* [Stated exercise]
Output the records exactly. Include every line.

* [Provided records]
⁂

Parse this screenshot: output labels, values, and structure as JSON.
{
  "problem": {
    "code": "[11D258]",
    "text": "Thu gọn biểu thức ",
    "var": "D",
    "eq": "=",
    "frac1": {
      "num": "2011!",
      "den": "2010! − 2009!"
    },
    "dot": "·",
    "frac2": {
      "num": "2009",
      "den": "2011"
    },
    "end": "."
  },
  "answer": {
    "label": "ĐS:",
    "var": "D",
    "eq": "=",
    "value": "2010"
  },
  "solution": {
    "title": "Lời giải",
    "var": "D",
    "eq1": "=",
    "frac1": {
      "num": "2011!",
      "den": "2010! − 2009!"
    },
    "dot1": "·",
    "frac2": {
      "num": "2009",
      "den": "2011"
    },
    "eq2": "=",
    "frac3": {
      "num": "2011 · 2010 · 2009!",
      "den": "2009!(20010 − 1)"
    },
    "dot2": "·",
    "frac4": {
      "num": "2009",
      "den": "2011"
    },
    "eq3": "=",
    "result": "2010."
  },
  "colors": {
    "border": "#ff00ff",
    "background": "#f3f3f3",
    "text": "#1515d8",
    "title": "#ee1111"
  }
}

⁂

* [The solution]
Parse this screenshot: output labels, values, and structure as JSON.
{
  "problem": {
    "code": "[11D258]",
    "text": "Thu gọn biểu thức ",
    "var": "D",
    "eq": "=",
    "frac1": {
      "num": "2011!",
      "den": "2010! − 2009!"
    },
    "dot": "·",
    "frac2": {
      "num": "2009",
      "den": "2011"
    },
    "end": "."
  },
  "answer": {
    "label": "ĐS:",
    "var": "D",
    "eq": "=",
    "value": "2010"
  },
  "solution": {
    "title": "Lời giải",
    "var": "D",
    "eq1": "=",
    "frac1": {
      "num": "2011!",
      "den": "2010! − 2009!"
    },
    "dot1": "·",
    "frac2": {
      "num": "2009",
      "den": "2011"
    },
    "eq2": "=",
    "frac3": {
      "num": "2011 · 2010 · 2009!",
      "den": "2009!(20010 − 1)"
    },
    "dot2": "·",
    "frac4": {
      "num": "2009",
      "den": "2011"
    },
    "eq3": "=",
    "result": "2010."
  },
  "colors": {
    "border": "#ff00ff",
    "background": "#f3f3f3",
    "text": "#1515d8",
    "title": "#ee1111"
  }
}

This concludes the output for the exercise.